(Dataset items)
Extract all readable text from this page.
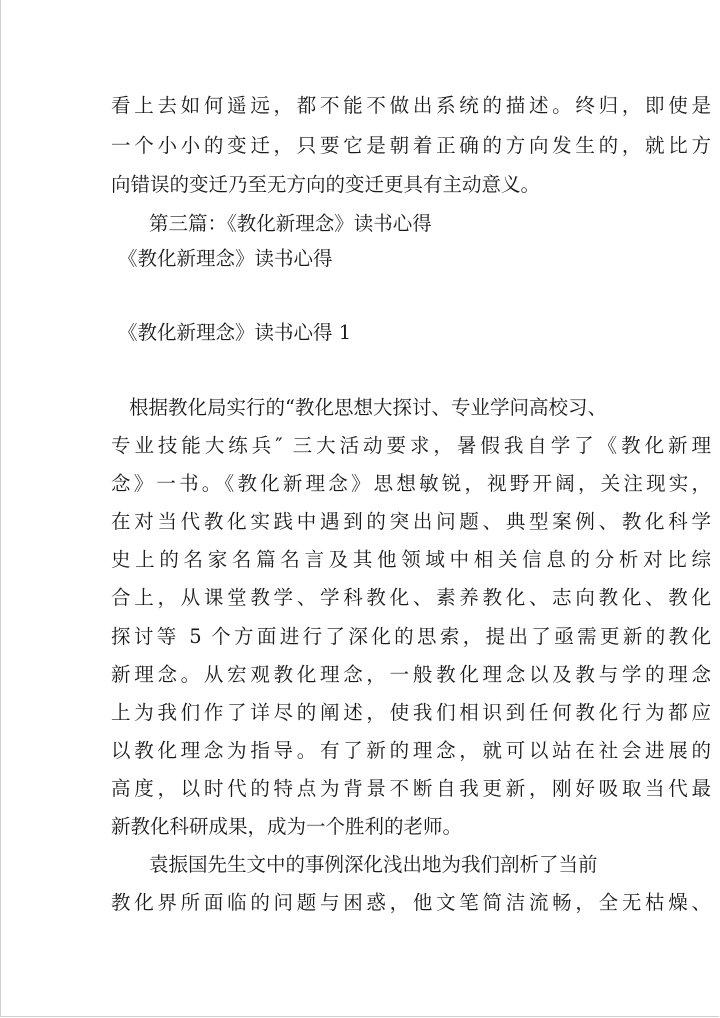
看上去如何遥远，都不能不做出系统的描述。终归，即使是
一个小小的变迁，只要它是朝着正确的方向发生的，就比方
向错误的变迁乃至无方向的变迁更具有主动意义。
第三篇：《教化新理念》读书心得
《教化新理念》读书心得
《教化新理念》读书心得 1
根据教化局实行的“教化思想大探讨、专业学问高校习、
专业技能大练兵″ 三大活动要求，暑假我自学了《教化新理
念》一书。《教化新理念》思想敏锐，视野开阔，关注现实，
在对当代教化实践中遇到的突出问题、典型案例、教化科学
史上的名家名篇名言及其他领域中相关信息的分析对比综
合上，从课堂教学、学科教化、素养教化、志向教化、教化
探讨等 5 个方面进行了深化的思索，提出了亟需更新的教化
新理念。从宏观教化理念，一般教化理念以及教与学的理念
上为我们作了详尽的阐述，使我们相识到任何教化行为都应
以教化理念为指导。有了新的理念，就可以站在社会进展的
高度，以时代的特点为背景不断自我更新，刚好吸取当代最
新教化科研成果，成为一个胜利的老师。
袁振国先生文中的事例深化浅出地为我们剖析了当前
教化界所面临的问题与困惑，他文笔简洁流畅，全无枯燥、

### Task details
Print all of the entries word for word. Omit the pictures they contain.

### The answer
Extract all readable text from this page.
看上去如何遥远，都不能不做出系统的描述。终归，即使是
一个小小的变迁，只要它是朝着正确的方向发生的，就比方
向错误的变迁乃至无方向的变迁更具有主动意义。
第三篇：《教化新理念》读书心得
《教化新理念》读书心得
《教化新理念》读书心得 1
根据教化局实行的“教化思想大探讨、专业学问高校习、
专业技能大练兵″ 三大活动要求，暑假我自学了《教化新理
念》一书。《教化新理念》思想敏锐，视野开阔，关注现实，
在对当代教化实践中遇到的突出问题、典型案例、教化科学
史上的名家名篇名言及其他领域中相关信息的分析对比综
合上，从课堂教学、学科教化、素养教化、志向教化、教化
探讨等 5 个方面进行了深化的思索，提出了亟需更新的教化
新理念。从宏观教化理念，一般教化理念以及教与学的理念
上为我们作了详尽的阐述，使我们相识到任何教化行为都应
以教化理念为指导。有了新的理念，就可以站在社会进展的
高度，以时代的特点为背景不断自我更新，刚好吸取当代最
新教化科研成果，成为一个胜利的老师。
袁振国先生文中的事例深化浅出地为我们剖析了当前
教化界所面临的问题与困惑，他文笔简洁流畅，全无枯燥、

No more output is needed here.